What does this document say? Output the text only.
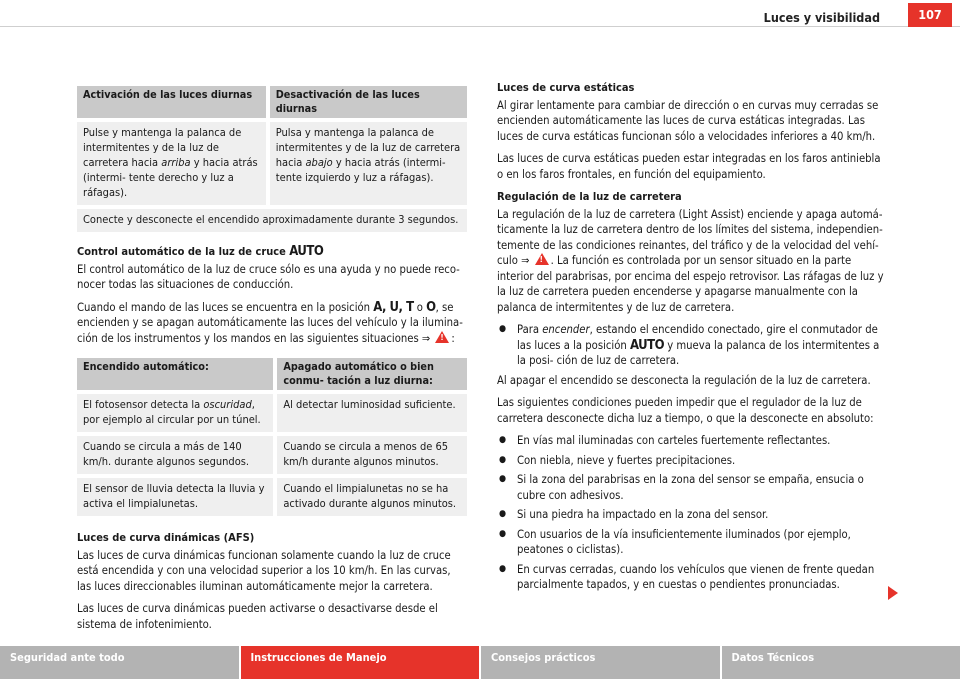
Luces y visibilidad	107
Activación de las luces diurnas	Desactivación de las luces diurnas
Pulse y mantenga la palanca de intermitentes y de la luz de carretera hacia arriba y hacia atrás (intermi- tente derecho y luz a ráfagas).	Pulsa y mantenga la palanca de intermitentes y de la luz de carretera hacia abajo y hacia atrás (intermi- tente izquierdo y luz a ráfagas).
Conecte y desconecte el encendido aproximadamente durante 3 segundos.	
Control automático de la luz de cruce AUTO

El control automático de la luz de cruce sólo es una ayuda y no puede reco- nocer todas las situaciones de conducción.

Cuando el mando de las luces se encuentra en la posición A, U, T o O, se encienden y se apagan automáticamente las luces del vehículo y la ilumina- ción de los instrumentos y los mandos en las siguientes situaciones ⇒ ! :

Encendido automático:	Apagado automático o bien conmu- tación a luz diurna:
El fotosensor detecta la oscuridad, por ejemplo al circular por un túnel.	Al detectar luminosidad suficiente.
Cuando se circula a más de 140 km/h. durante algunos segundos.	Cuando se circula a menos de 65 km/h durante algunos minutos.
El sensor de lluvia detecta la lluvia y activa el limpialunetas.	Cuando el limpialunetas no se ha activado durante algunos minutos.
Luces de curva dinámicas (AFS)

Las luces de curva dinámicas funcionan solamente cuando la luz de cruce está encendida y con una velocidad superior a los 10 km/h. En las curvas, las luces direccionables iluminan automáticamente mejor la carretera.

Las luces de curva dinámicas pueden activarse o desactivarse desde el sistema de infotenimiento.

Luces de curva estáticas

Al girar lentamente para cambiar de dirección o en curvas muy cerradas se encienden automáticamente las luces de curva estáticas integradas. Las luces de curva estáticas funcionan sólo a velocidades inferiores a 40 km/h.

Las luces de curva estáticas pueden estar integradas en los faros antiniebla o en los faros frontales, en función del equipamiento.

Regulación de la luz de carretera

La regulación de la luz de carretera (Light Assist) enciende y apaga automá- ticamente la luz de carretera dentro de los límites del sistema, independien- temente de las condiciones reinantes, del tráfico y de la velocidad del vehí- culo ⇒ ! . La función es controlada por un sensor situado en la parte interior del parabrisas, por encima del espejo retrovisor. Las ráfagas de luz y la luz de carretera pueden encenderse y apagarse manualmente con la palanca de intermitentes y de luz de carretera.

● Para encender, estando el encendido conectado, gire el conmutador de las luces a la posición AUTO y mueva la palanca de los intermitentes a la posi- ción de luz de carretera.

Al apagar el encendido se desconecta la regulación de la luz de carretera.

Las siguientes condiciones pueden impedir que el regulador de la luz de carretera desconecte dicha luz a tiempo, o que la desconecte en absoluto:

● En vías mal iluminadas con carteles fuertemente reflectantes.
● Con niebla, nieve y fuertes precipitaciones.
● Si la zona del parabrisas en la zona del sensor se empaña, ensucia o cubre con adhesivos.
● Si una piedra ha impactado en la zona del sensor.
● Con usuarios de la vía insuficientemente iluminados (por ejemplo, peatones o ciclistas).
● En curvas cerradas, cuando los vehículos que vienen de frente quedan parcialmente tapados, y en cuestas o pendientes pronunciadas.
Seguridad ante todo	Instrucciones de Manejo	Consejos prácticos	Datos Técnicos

Direction:
Quote the material word for word, dropping any images it holds.

Solution to this exercise:
What does this document say? Output the text only.
Luces y visibilidad	107
Activación de las luces diurnas	Desactivación de las luces diurnas
Pulse y mantenga la palanca de intermitentes y de la luz de carretera hacia arriba y hacia atrás (intermi- tente derecho y luz a ráfagas).	Pulsa y mantenga la palanca de intermitentes y de la luz de carretera hacia abajo y hacia atrás (intermi- tente izquierdo y luz a ráfagas).
Conecte y desconecte el encendido aproximadamente durante 3 segundos.	
Control automático de la luz de cruce AUTO

El control automático de la luz de cruce sólo es una ayuda y no puede reco- nocer todas las situaciones de conducción.

Cuando el mando de las luces se encuentra en la posición A, U, T o O, se encienden y se apagan automáticamente las luces del vehículo y la ilumina- ción de los instrumentos y los mandos en las siguientes situaciones ⇒ ! :

Encendido automático:	Apagado automático o bien conmu- tación a luz diurna:
El fotosensor detecta la oscuridad, por ejemplo al circular por un túnel.	Al detectar luminosidad suficiente.
Cuando se circula a más de 140 km/h. durante algunos segundos.	Cuando se circula a menos de 65 km/h durante algunos minutos.
El sensor de lluvia detecta la lluvia y activa el limpialunetas.	Cuando el limpialunetas no se ha activado durante algunos minutos.
Luces de curva dinámicas (AFS)

Las luces de curva dinámicas funcionan solamente cuando la luz de cruce está encendida y con una velocidad superior a los 10 km/h. En las curvas, las luces direccionables iluminan automáticamente mejor la carretera.

Las luces de curva dinámicas pueden activarse o desactivarse desde el sistema de infotenimiento.

Luces de curva estáticas

Al girar lentamente para cambiar de dirección o en curvas muy cerradas se encienden automáticamente las luces de curva estáticas integradas. Las luces de curva estáticas funcionan sólo a velocidades inferiores a 40 km/h.

Las luces de curva estáticas pueden estar integradas en los faros antiniebla o en los faros frontales, en función del equipamiento.

Regulación de la luz de carretera

La regulación de la luz de carretera (Light Assist) enciende y apaga automá- ticamente la luz de carretera dentro de los límites del sistema, independien- temente de las condiciones reinantes, del tráfico y de la velocidad del vehí- culo ⇒ ! . La función es controlada por un sensor situado en la parte interior del parabrisas, por encima del espejo retrovisor. Las ráfagas de luz y la luz de carretera pueden encenderse y apagarse manualmente con la palanca de intermitentes y de luz de carretera.

● Para encender, estando el encendido conectado, gire el conmutador de las luces a la posición AUTO y mueva la palanca de los intermitentes a la posi- ción de luz de carretera.

Al apagar el encendido se desconecta la regulación de la luz de carretera.

Las siguientes condiciones pueden impedir que el regulador de la luz de carretera desconecte dicha luz a tiempo, o que la desconecte en absoluto:

● En vías mal iluminadas con carteles fuertemente reflectantes.
● Con niebla, nieve y fuertes precipitaciones.
● Si la zona del parabrisas en la zona del sensor se empaña, ensucia o cubre con adhesivos.
● Si una piedra ha impactado en la zona del sensor.
● Con usuarios de la vía insuficientemente iluminados (por ejemplo, peatones o ciclistas).
● En curvas cerradas, cuando los vehículos que vienen de frente quedan parcialmente tapados, y en cuestas o pendientes pronunciadas.
Seguridad ante todo	Instrucciones de Manejo	Consejos prácticos	Datos Técnicos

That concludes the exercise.